* _What is asked_: Replace "Air-Conditioner" with "Air Conditioner" in the part of the material that opens with the line containing "password-label: Password: xyxy=(448,307,500,319)" and closes with the line containing "card-title-text: Remote without", keeping everything else the same. Return only those lines.

* _Entries shown_:
-- BEGIN --

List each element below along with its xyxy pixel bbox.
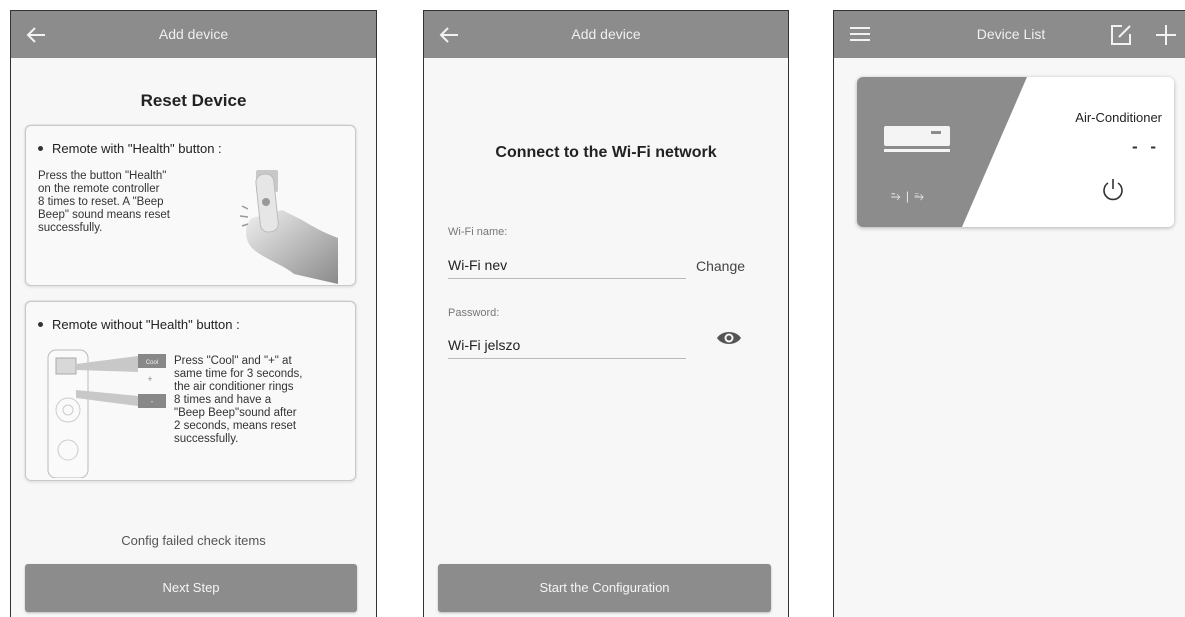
password-label: Password: xyxy=(448,307,500,319)
password-field[interactable]: Wi-Fi jelszo xyxy=(448,334,686,359)
device-name: Air-Conditioner xyxy=(1075,110,1162,125)
remote-cool-label: Cool xyxy=(146,360,158,366)
card-title-text: Remote without "Health" button : xyxy=(52,317,240,332)
card-title: Remote with "Health" button : xyxy=(38,141,222,156)
card-title: Remote without "Health" button : xyxy=(38,317,240,332)
page-heading: Connect to the Wi-Fi network xyxy=(495,144,717,161)
bullet-icon xyxy=(38,146,43,152)
power-icon[interactable] xyxy=(1101,177,1125,201)
card-title-text: Remote with "Health" button : xyxy=(52,141,222,156)
reset-device-screen: Add device Reset Device Remote with "Hea… xyxy=(10,10,377,617)
edit-icon[interactable] xyxy=(1110,24,1132,46)
page-heading: Reset Device xyxy=(140,91,247,110)
device-card[interactable]: ⥲ | ⥱ Air-Conditioner - - xyxy=(857,77,1174,227)
health-button-instructions-card: Remote with "Health" button : Press the … xyxy=(25,125,356,286)
screen-title: Add device xyxy=(571,26,641,42)
wifi-config-screen: Add device Connect to the Wi-Fi network … xyxy=(423,10,789,617)
hand-remote-illustration xyxy=(239,170,338,284)
air-conditioner-icon xyxy=(884,126,950,152)
top-bar: Device List xyxy=(834,11,1185,58)
top-bar: Add device xyxy=(424,11,788,58)
card-instructions: Press "Cool" and "+" at same time for 3 … xyxy=(174,355,303,445)
device-list-screen: Device List ⥲ | ⥱ Air-Conditioner - - xyxy=(833,10,1185,617)
remote-minus-label: - xyxy=(151,397,154,406)
config-failed-link[interactable]: Config failed check items xyxy=(11,533,376,548)
no-health-button-instructions-card: Remote without "Health" button : Cool + … xyxy=(25,301,356,481)
wifi-name-label: Wi-Fi name: xyxy=(448,226,508,238)
change-wifi-button[interactable]: Change xyxy=(696,258,745,274)
start-configuration-button[interactable]: Start the Configuration xyxy=(438,564,771,612)
screen-title: Add device xyxy=(158,26,229,42)
plus-icon[interactable] xyxy=(1154,23,1178,47)
bullet-icon xyxy=(38,322,43,328)
top-bar: Add device xyxy=(11,11,376,58)
remote-plus-label: + xyxy=(147,374,152,384)
remote-buttons-illustration: Cool + - xyxy=(47,349,166,478)
card-instructions: Press the button "Health" on the remote … xyxy=(38,170,170,234)
mode-icons: ⥲ | ⥱ xyxy=(891,189,925,203)
device-status: - - xyxy=(1131,137,1160,156)
wifi-name-field[interactable]: Wi-Fi nev xyxy=(448,254,686,279)
eye-icon[interactable] xyxy=(716,329,742,347)
screen-title: Device List xyxy=(976,26,1046,42)
next-step-button[interactable]: Next Step xyxy=(25,564,357,612)
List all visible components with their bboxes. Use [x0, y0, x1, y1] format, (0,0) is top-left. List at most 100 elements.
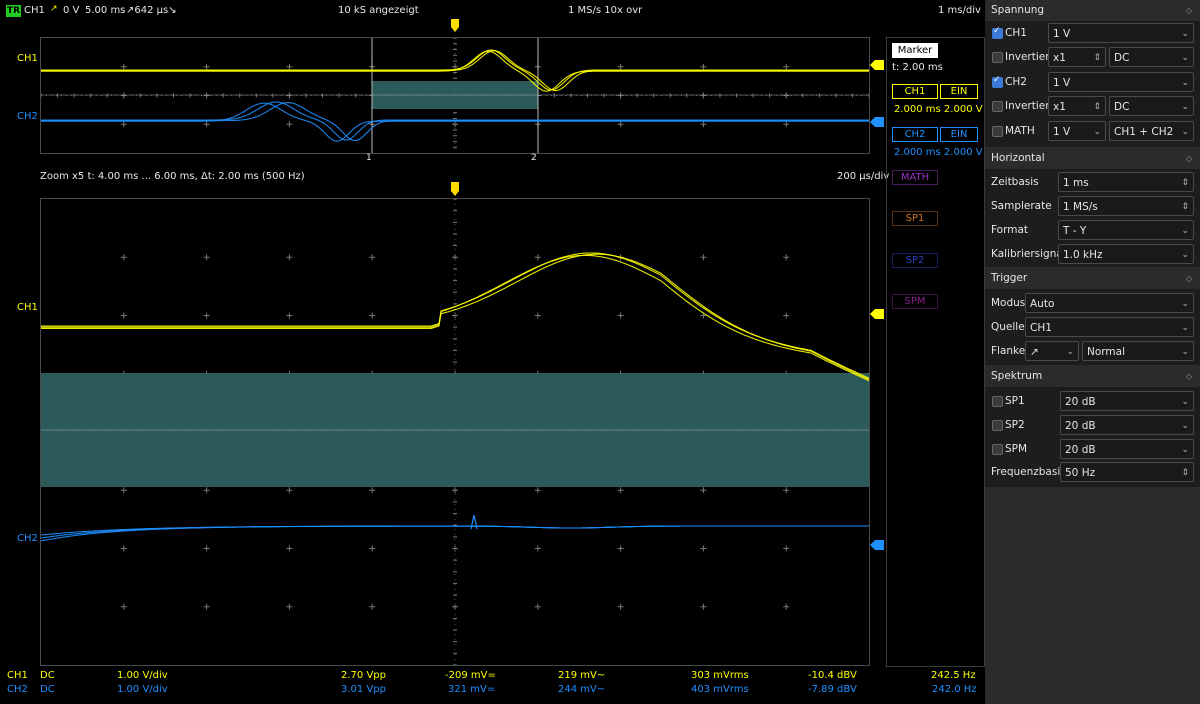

-- END --

* _Written answer_:
password-label: Password: xyxy=(448,307,500,319)
password-field[interactable]: Wi-Fi jelszo xyxy=(448,334,686,359)
device-name: Air Conditioner xyxy=(1075,110,1162,125)
remote-cool-label: Cool xyxy=(146,360,158,366)
card-title-text: Remote without "Health" button : xyxy=(52,317,240,332)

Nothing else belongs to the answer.